### EXERCISE BRIEF
Extract each line of the material that follows exactly and omit its pictures.

### SOURCE DATA
◆ ◆ ◆

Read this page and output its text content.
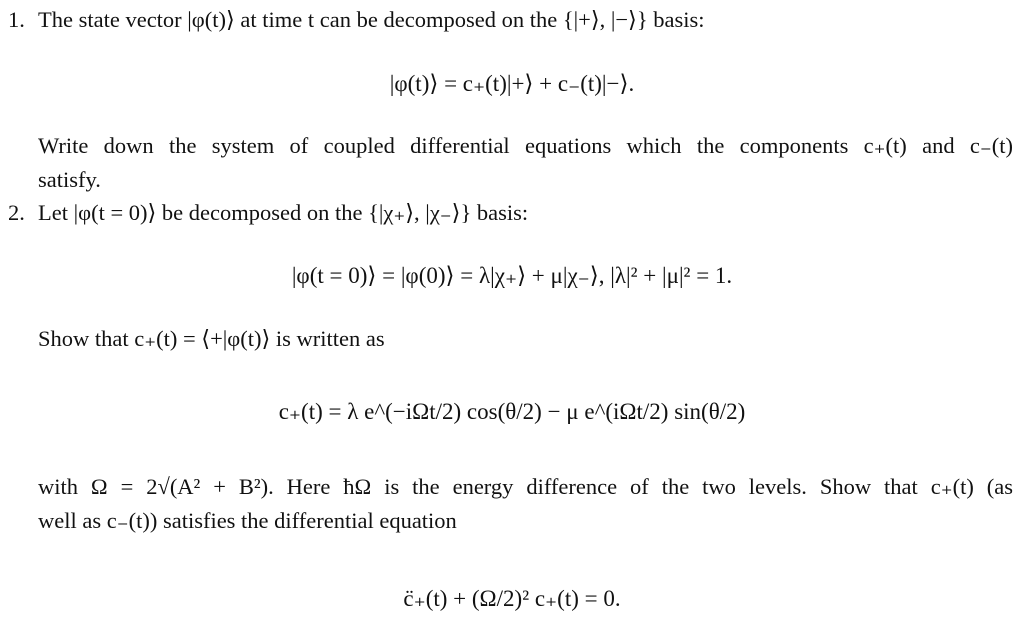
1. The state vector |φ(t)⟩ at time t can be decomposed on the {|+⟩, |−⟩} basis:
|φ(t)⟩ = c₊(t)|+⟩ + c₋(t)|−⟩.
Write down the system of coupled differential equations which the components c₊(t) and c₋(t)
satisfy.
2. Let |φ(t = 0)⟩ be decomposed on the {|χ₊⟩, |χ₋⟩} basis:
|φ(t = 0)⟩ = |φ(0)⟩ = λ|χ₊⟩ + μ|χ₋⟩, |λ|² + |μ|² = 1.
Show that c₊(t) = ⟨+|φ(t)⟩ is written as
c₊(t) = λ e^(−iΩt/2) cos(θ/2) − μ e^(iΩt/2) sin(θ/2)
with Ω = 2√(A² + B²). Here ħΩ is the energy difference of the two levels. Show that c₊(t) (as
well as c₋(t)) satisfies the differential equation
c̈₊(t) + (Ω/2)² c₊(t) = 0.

◆ ◆ ◆

### PROBLEM SOLUTION
Read this page and output its text content.
1. The state vector |φ(t)⟩ at time t can be decomposed on the {|+⟩, |−⟩} basis:
|φ(t)⟩ = c₊(t)|+⟩ + c₋(t)|−⟩.
Write down the system of coupled differential equations which the components c₊(t) and c₋(t)
satisfy.
2. Let |φ(t = 0)⟩ be decomposed on the {|χ₊⟩, |χ₋⟩} basis:
|φ(t = 0)⟩ = |φ(0)⟩ = λ|χ₊⟩ + μ|χ₋⟩, |λ|² + |μ|² = 1.
Show that c₊(t) = ⟨+|φ(t)⟩ is written as
c₊(t) = λ e^(−iΩt/2) cos(θ/2) − μ e^(iΩt/2) sin(θ/2)
with Ω = 2√(A² + B²). Here ħΩ is the energy difference of the two levels. Show that c₊(t) (as
well as c₋(t)) satisfies the differential equation
c̈₊(t) + (Ω/2)² c₊(t) = 0.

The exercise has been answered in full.